» **INSTRUCTIONS FOR THE TASK**
Search the listing for "умолчанию" and copy every line where it appears.

··· RECORDED INFORMATION ···

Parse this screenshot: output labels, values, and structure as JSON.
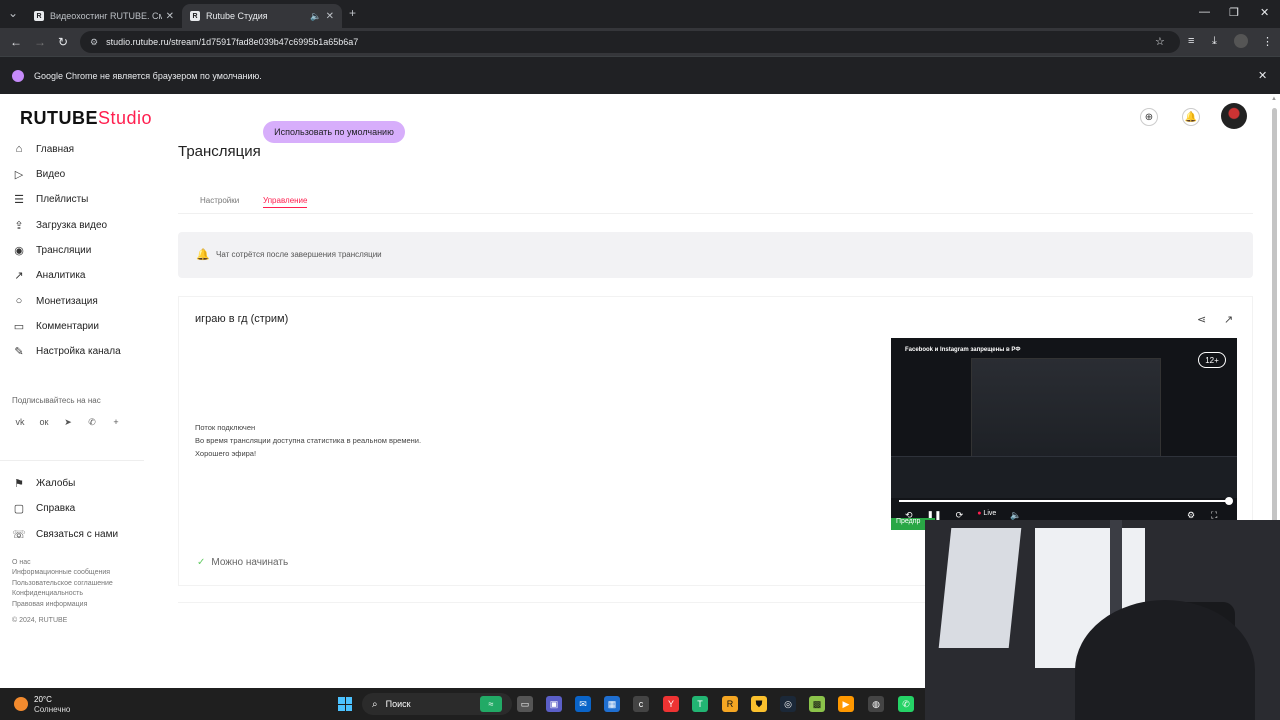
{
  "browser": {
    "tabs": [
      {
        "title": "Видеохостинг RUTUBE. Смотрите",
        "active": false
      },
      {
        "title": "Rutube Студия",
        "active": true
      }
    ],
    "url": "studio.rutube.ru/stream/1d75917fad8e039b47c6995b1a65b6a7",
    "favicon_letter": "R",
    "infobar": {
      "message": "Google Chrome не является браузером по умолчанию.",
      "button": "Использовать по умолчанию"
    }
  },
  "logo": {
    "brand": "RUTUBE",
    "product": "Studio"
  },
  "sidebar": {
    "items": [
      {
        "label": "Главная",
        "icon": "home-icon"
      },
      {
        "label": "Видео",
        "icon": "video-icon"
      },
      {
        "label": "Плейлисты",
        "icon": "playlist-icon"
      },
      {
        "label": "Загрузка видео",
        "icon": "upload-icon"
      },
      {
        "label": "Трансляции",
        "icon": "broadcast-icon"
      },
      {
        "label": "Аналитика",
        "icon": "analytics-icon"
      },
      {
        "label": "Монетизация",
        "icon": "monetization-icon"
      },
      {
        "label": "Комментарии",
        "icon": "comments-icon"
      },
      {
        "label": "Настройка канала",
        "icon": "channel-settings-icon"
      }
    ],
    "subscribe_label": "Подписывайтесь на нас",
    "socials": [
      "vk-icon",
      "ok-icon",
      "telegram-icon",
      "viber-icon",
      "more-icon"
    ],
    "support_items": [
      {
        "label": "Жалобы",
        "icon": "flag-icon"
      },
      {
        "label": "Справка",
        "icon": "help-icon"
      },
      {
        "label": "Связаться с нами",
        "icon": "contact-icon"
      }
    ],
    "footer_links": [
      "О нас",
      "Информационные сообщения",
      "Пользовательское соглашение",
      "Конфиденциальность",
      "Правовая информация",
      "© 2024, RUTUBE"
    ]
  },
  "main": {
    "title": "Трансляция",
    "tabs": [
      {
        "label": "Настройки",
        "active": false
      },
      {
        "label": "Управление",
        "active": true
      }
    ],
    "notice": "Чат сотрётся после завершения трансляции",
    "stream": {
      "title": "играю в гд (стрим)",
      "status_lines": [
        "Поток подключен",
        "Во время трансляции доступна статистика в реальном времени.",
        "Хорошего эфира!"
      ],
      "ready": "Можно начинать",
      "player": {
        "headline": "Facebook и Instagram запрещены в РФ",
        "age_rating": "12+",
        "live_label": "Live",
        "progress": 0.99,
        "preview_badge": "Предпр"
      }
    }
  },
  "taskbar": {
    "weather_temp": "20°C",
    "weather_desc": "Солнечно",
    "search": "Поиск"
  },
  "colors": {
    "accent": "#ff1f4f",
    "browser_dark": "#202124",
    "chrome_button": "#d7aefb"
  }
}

···

» **EXERCISE RESPONSE**
      "message": "Google Chrome не является браузером по умолчанию.",
      "button": "Использовать по умолчанию"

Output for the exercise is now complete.